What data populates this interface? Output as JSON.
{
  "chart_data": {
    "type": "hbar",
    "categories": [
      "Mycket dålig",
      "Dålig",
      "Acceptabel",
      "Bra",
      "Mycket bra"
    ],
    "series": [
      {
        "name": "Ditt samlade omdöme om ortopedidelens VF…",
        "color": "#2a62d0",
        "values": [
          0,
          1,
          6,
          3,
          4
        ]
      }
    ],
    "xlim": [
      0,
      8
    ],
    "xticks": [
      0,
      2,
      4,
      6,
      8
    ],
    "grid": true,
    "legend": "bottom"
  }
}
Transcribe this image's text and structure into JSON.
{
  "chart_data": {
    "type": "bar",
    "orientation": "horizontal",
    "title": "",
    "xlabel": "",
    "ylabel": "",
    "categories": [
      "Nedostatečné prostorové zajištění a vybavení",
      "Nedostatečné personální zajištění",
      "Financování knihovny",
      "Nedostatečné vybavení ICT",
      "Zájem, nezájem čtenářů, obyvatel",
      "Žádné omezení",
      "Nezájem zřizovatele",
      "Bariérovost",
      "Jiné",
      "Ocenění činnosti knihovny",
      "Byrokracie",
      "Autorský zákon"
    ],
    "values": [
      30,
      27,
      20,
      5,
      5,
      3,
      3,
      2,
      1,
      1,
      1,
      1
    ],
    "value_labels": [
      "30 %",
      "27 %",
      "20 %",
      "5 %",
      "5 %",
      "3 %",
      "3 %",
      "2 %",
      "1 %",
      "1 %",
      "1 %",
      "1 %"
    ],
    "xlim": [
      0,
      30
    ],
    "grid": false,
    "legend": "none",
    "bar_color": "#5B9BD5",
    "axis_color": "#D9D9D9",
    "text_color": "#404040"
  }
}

——

**What to work on:** Write out all the records above again, exactly as they stand.

**Answer to the problem:**
What data populates this interface? Output as JSON.
{
  "chart_data": {
    "type": "hbar",
    "categories": [
      "Mycket dålig",
      "Dålig",
      "Acceptabel",
      "Bra",
      "Mycket bra"
    ],
    "series": [
      {
        "name": "Ditt samlade omdöme om ortopedidelens VF…",
        "color": "#2a62d0",
        "values": [
          0,
          1,
          6,
          3,
          4
        ]
      }
    ],
    "xlim": [
      0,
      8
    ],
    "xticks": [
      0,
      2,
      4,
      6,
      8
    ],
    "grid": true,
    "legend": "bottom"
  }
}
Transcribe this image's text and structure into JSON.
{
  "chart_data": {
    "type": "bar",
    "orientation": "horizontal",
    "title": "",
    "xlabel": "",
    "ylabel": "",
    "categories": [
      "Nedostatečné prostorové zajištění a vybavení",
      "Nedostatečné personální zajištění",
      "Financování knihovny",
      "Nedostatečné vybavení ICT",
      "Zájem, nezájem čtenářů, obyvatel",
      "Žádné omezení",
      "Nezájem zřizovatele",
      "Bariérovost",
      "Jiné",
      "Ocenění činnosti knihovny",
      "Byrokracie",
      "Autorský zákon"
    ],
    "values": [
      30,
      27,
      20,
      5,
      5,
      3,
      3,
      2,
      1,
      1,
      1,
      1
    ],
    "value_labels": [
      "30 %",
      "27 %",
      "20 %",
      "5 %",
      "5 %",
      "3 %",
      "3 %",
      "2 %",
      "1 %",
      "1 %",
      "1 %",
      "1 %"
    ],
    "xlim": [
      0,
      30
    ],
    "grid": false,
    "legend": "none",
    "bar_color": "#5B9BD5",
    "axis_color": "#D9D9D9",
    "text_color": "#404040"
  }
}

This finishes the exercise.